** Begin Dataset entries **

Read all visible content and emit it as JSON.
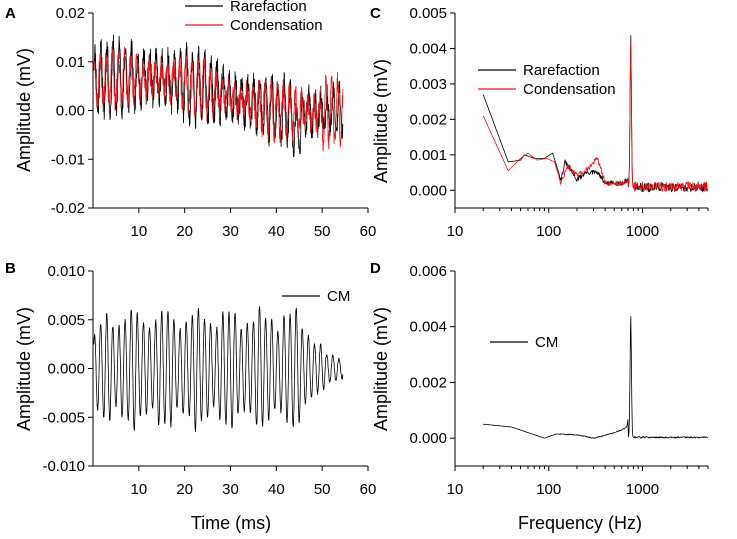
{
  "figure": {
    "x_label_time": "Time (ms)",
    "x_label_freq": "Frequency (Hz)"
  },
  "colors": {
    "black": "#000000",
    "red": "#e8141a"
  },
  "chart_data": [
    {
      "panel": "A",
      "type": "line",
      "xscale": "linear",
      "ylabel": "Amplitude (mV)",
      "xlim": [
        0,
        60
      ],
      "ylim": [
        -0.02,
        0.02
      ],
      "xticks": [
        10,
        20,
        30,
        40,
        50,
        60
      ],
      "xtick_labels": [
        "10",
        "20",
        "30",
        "40",
        "50",
        "60"
      ],
      "yticks": [
        -0.02,
        -0.01,
        0.0,
        0.01,
        0.02
      ],
      "ytick_labels": [
        "-0.02",
        "-0.01",
        "0.00",
        "0.01",
        "0.02"
      ],
      "legend": "top-right",
      "series": [
        {
          "name": "Rarefaction",
          "color": "#000000",
          "gen": "time",
          "mode": "a_raref",
          "seed": 11
        },
        {
          "name": "Condensation",
          "color": "#e8141a",
          "gen": "time",
          "mode": "a_cond",
          "seed": 23
        }
      ]
    },
    {
      "panel": "B",
      "type": "line",
      "xscale": "linear",
      "ylabel": "Amplitude (mV)",
      "xlim": [
        0,
        60
      ],
      "ylim": [
        -0.01,
        0.01
      ],
      "xticks": [
        10,
        20,
        30,
        40,
        50,
        60
      ],
      "xtick_labels": [
        "10",
        "20",
        "30",
        "40",
        "50",
        "60"
      ],
      "yticks": [
        -0.01,
        -0.005,
        0.0,
        0.005,
        0.01
      ],
      "ytick_labels": [
        "-0.010",
        "-0.005",
        "0.000",
        "0.005",
        "0.010"
      ],
      "legend": "top-right",
      "series": [
        {
          "name": "CM",
          "color": "#000000",
          "gen": "time",
          "mode": "b_cm",
          "seed": 5
        }
      ]
    },
    {
      "panel": "C",
      "type": "line",
      "xscale": "log",
      "ylabel": "Amplitude (mV)",
      "xlim": [
        10,
        5000
      ],
      "ylim": [
        -0.0005,
        0.005
      ],
      "xticks": [
        10,
        100,
        1000
      ],
      "xtick_labels": [
        "10",
        "100",
        "1000"
      ],
      "yticks": [
        0.0,
        0.001,
        0.002,
        0.003,
        0.004,
        0.005
      ],
      "ytick_labels": [
        "0.000",
        "0.001",
        "0.002",
        "0.003",
        "0.004",
        "0.005"
      ],
      "legend": "center",
      "peak_hz": 750,
      "series": [
        {
          "name": "Rarefaction",
          "color": "#000000",
          "gen": "freq",
          "seed": 31,
          "anchors": [
            [
              20,
              0.0027
            ],
            [
              37,
              0.0008
            ],
            [
              50,
              0.00085
            ],
            [
              55,
              0.001
            ],
            [
              70,
              0.0009
            ],
            [
              90,
              0.0009
            ],
            [
              110,
              0.00105
            ],
            [
              135,
              0.0003
            ],
            [
              150,
              0.0008
            ],
            [
              200,
              0.0003
            ],
            [
              250,
              0.0005
            ],
            [
              330,
              0.0005
            ],
            [
              400,
              0.0002
            ],
            [
              600,
              0.0002
            ],
            [
              700,
              0.0003
            ],
            [
              720,
              0.0009
            ]
          ],
          "peak": 0.0044,
          "noise": 0.00018,
          "tail": 8e-05
        },
        {
          "name": "Condensation",
          "color": "#e8141a",
          "gen": "freq",
          "seed": 47,
          "anchors": [
            [
              20,
              0.0021
            ],
            [
              37,
              0.00055
            ],
            [
              50,
              0.0009
            ],
            [
              60,
              0.00105
            ],
            [
              75,
              0.00085
            ],
            [
              95,
              0.0009
            ],
            [
              115,
              0.0008
            ],
            [
              135,
              0.0002
            ],
            [
              160,
              0.0007
            ],
            [
              200,
              0.0004
            ],
            [
              260,
              0.0006
            ],
            [
              330,
              0.0009
            ],
            [
              400,
              0.0002
            ],
            [
              600,
              0.0002
            ],
            [
              700,
              0.0003
            ],
            [
              720,
              0.0009
            ]
          ],
          "peak": 0.0042,
          "noise": 0.0002,
          "tail": 0.0001
        }
      ]
    },
    {
      "panel": "D",
      "type": "line",
      "xscale": "log",
      "ylabel": "Amplitude (mV)",
      "xlim": [
        10,
        5000
      ],
      "ylim": [
        -0.001,
        0.006
      ],
      "xticks": [
        10,
        100,
        1000
      ],
      "xtick_labels": [
        "10",
        "100",
        "1000"
      ],
      "yticks": [
        0.0,
        0.002,
        0.004,
        0.006
      ],
      "ytick_labels": [
        "0.000",
        "0.002",
        "0.004",
        "0.006"
      ],
      "legend": "left",
      "peak_hz": 750,
      "series": [
        {
          "name": "CM",
          "color": "#000000",
          "gen": "freq",
          "seed": 59,
          "anchors": [
            [
              20,
              0.0005
            ],
            [
              40,
              0.0004
            ],
            [
              60,
              0.0002
            ],
            [
              90,
              0.0
            ],
            [
              120,
              0.00015
            ],
            [
              200,
              0.00012
            ],
            [
              300,
              0.0
            ],
            [
              400,
              0.0001
            ],
            [
              500,
              0.0002
            ],
            [
              600,
              0.0003
            ],
            [
              680,
              0.0004
            ],
            [
              720,
              0.0009
            ]
          ],
          "peak": 0.0044,
          "noise": 4e-05,
          "tail": 3e-05
        }
      ]
    }
  ]
}
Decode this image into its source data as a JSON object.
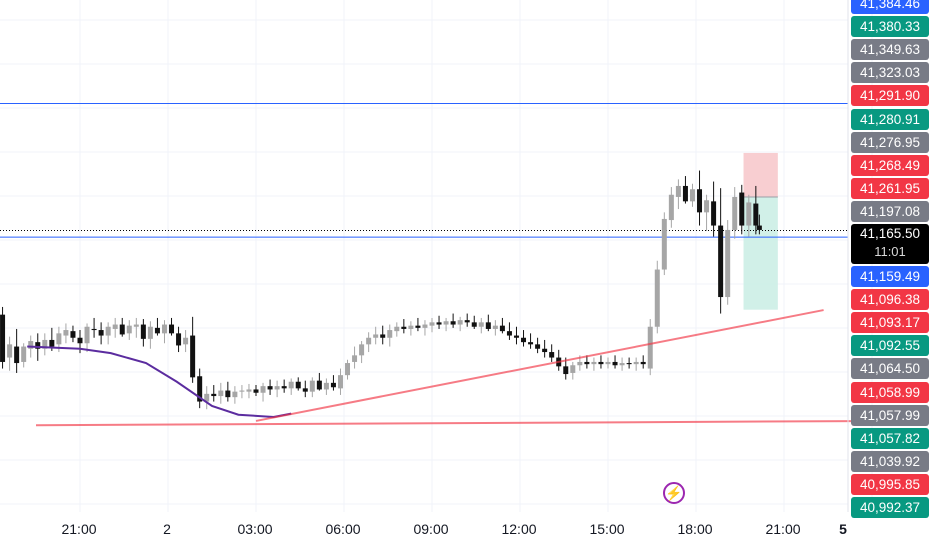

** End Dataset entries **

## What this task involves:
Retype each line of the listing above word for word. Exclude the pictures.

## Exercise solution:
Read all visible content and emit it as JSON.
{
  "figure": {
    "x_label_time": "Time (ms)",
    "x_label_freq": "Frequency (Hz)"
  },
  "colors": {
    "black": "#000000",
    "red": "#e8141a"
  },
  "chart_data": [
    {
      "panel": "A",
      "type": "line",
      "xscale": "linear",
      "ylabel": "Amplitude (mV)",
      "xlim": [
        0,
        60
      ],
      "ylim": [
        -0.02,
        0.02
      ],
      "xticks": [
        10,
        20,
        30,
        40,
        50,
        60
      ],
      "xtick_labels": [
        "10",
        "20",
        "30",
        "40",
        "50",
        "60"
      ],
      "yticks": [
        -0.02,
        -0.01,
        0.0,
        0.01,
        0.02
      ],
      "ytick_labels": [
        "-0.02",
        "-0.01",
        "0.00",
        "0.01",
        "0.02"
      ],
      "legend": "top-right",
      "series": [
        {
          "name": "Rarefaction",
          "color": "#000000",
          "gen": "time",
          "mode": "a_raref",
          "seed": 11
        },
        {
          "name": "Condensation",
          "color": "#e8141a",
          "gen": "time",
          "mode": "a_cond",
          "seed": 23
        }
      ]
    },
    {
      "panel": "B",
      "type": "line",
      "xscale": "linear",
      "ylabel": "Amplitude (mV)",
      "xlim": [
        0,
        60
      ],
      "ylim": [
        -0.01,
        0.01
      ],
      "xticks": [
        10,
        20,
        30,
        40,
        50,
        60
      ],
      "xtick_labels": [
        "10",
        "20",
        "30",
        "40",
        "50",
        "60"
      ],
      "yticks": [
        -0.01,
        -0.005,
        0.0,
        0.005,
        0.01
      ],
      "ytick_labels": [
        "-0.010",
        "-0.005",
        "0.000",
        "0.005",
        "0.010"
      ],
      "legend": "top-right",
      "series": [
        {
          "name": "CM",
          "color": "#000000",
          "gen": "time",
          "mode": "b_cm",
          "seed": 5
        }
      ]
    },
    {
      "panel": "C",
      "type": "line",
      "xscale": "log",
      "ylabel": "Amplitude (mV)",
      "xlim": [
        10,
        5000
      ],
      "ylim": [
        -0.0005,
        0.005
      ],
      "xticks": [
        10,
        100,
        1000
      ],
      "xtick_labels": [
        "10",
        "100",
        "1000"
      ],
      "yticks": [
        0.0,
        0.001,
        0.002,
        0.003,
        0.004,
        0.005
      ],
      "ytick_labels": [
        "0.000",
        "0.001",
        "0.002",
        "0.003",
        "0.004",
        "0.005"
      ],
      "legend": "center",
      "peak_hz": 750,
      "series": [
        {
          "name": "Rarefaction",
          "color": "#000000",
          "gen": "freq",
          "seed": 31,
          "anchors": [
            [
              20,
              0.0027
            ],
            [
              37,
              0.0008
            ],
            [
              50,
              0.00085
            ],
            [
              55,
              0.001
            ],
            [
              70,
              0.0009
            ],
            [
              90,
              0.0009
            ],
            [
              110,
              0.00105
            ],
            [
              135,
              0.0003
            ],
            [
              150,
              0.0008
            ],
            [
              200,
              0.0003
            ],
            [
              250,
              0.0005
            ],
            [
              330,
              0.0005
            ],
            [
              400,
              0.0002
            ],
            [
              600,
              0.0002
            ],
            [
              700,
              0.0003
            ],
            [
              720,
              0.0009
            ]
          ],
          "peak": 0.0044,
          "noise": 0.00018,
          "tail": 8e-05
        },
        {
          "name": "Condensation",
          "color": "#e8141a",
          "gen": "freq",
          "seed": 47,
          "anchors": [
            [
              20,
              0.0021
            ],
            [
              37,
              0.00055
            ],
            [
              50,
              0.0009
            ],
            [
              60,
              0.00105
            ],
            [
              75,
              0.00085
            ],
            [
              95,
              0.0009
            ],
            [
              115,
              0.0008
            ],
            [
              135,
              0.0002
            ],
            [
              160,
              0.0007
            ],
            [
              200,
              0.0004
            ],
            [
              260,
              0.0006
            ],
            [
              330,
              0.0009
            ],
            [
              400,
              0.0002
            ],
            [
              600,
              0.0002
            ],
            [
              700,
              0.0003
            ],
            [
              720,
              0.0009
            ]
          ],
          "peak": 0.0042,
          "noise": 0.0002,
          "tail": 0.0001
        }
      ]
    },
    {
      "panel": "D",
      "type": "line",
      "xscale": "log",
      "ylabel": "Amplitude (mV)",
      "xlim": [
        10,
        5000
      ],
      "ylim": [
        -0.001,
        0.006
      ],
      "xticks": [
        10,
        100,
        1000
      ],
      "xtick_labels": [
        "10",
        "100",
        "1000"
      ],
      "yticks": [
        0.0,
        0.002,
        0.004,
        0.006
      ],
      "ytick_labels": [
        "0.000",
        "0.002",
        "0.004",
        "0.006"
      ],
      "legend": "left",
      "peak_hz": 750,
      "series": [
        {
          "name": "CM",
          "color": "#000000",
          "gen": "freq",
          "seed": 59,
          "anchors": [
            [
              20,
              0.0005
            ],
            [
              40,
              0.0004
            ],
            [
              60,
              0.0002
            ],
            [
              90,
              0.0
            ],
            [
              120,
              0.00015
            ],
            [
              200,
              0.00012
            ],
            [
              300,
              0.0
            ],
            [
              400,
              0.0001
            ],
            [
              500,
              0.0002
            ],
            [
              600,
              0.0003
            ],
            [
              680,
              0.0004
            ],
            [
              720,
              0.0009
            ]
          ],
          "peak": 0.0044,
          "noise": 4e-05,
          "tail": 3e-05
        }
      ]
    }
  ]
}
Decode this image into its source data as a JSON object.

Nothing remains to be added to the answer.